◆ **What the exercise asks**
Keep the pictures out of the copy and print all the entries below exactly.

---------- Excerpted records

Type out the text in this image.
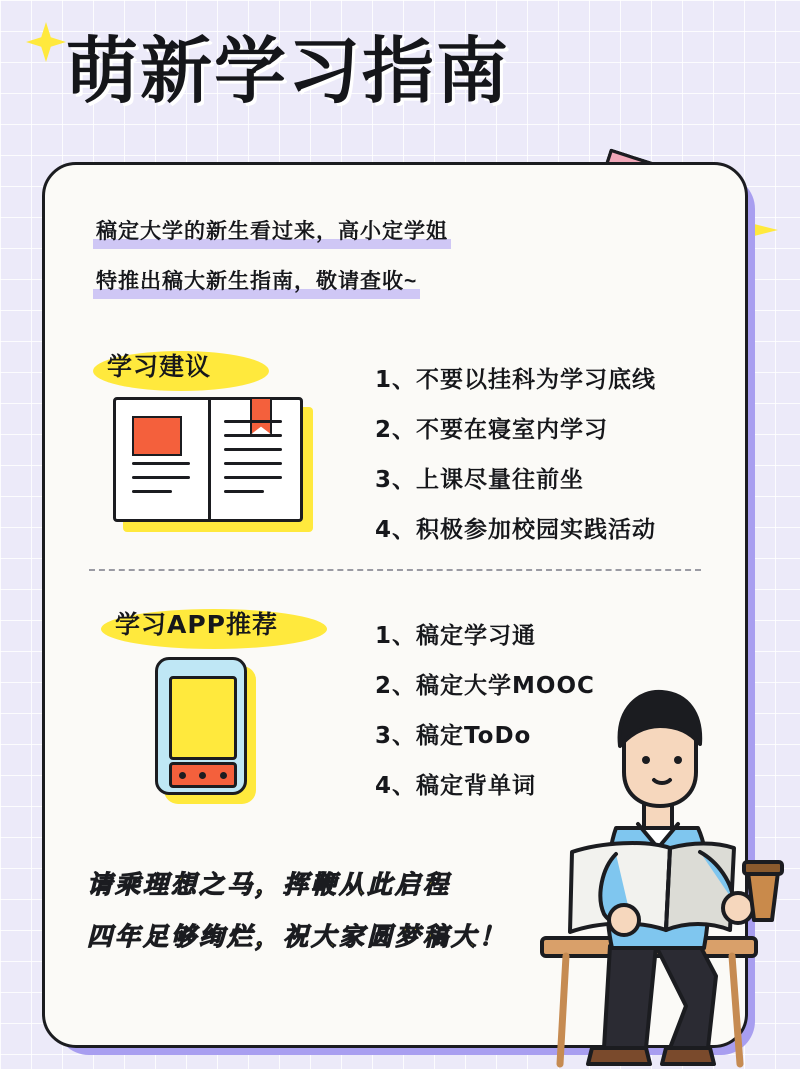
萌新学习指南
稿定大学的新生看过来，高小定学姐
特推出稿大新生指南，敬请查收~
学习建议	1、不要以挂科为学习底线
2、不要在寝室内学习
3、上课尽量往前坐
4、积极参加校园实践活动
学习APP推荐	1、稿定学习通
2、稿定大学MOOC
3、稿定ToDo
4、稿定背单词
请乘理想之马，挥鞭从此启程
四年足够绚烂，祝大家圆梦稿大！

--------------------

◆ **Expected answer**
Type out the text in this image.
萌新学习指南
稿定大学的新生看过来，高小定学姐
特推出稿大新生指南，敬请查收~
学习建议	1、不要以挂科为学习底线
2、不要在寝室内学习
3、上课尽量往前坐
4、积极参加校园实践活动
学习APP推荐	1、稿定学习通
2、稿定大学MOOC
3、稿定ToDo
4、稿定背单词
请乘理想之马，挥鞭从此启程
四年足够绚烂，祝大家圆梦稿大！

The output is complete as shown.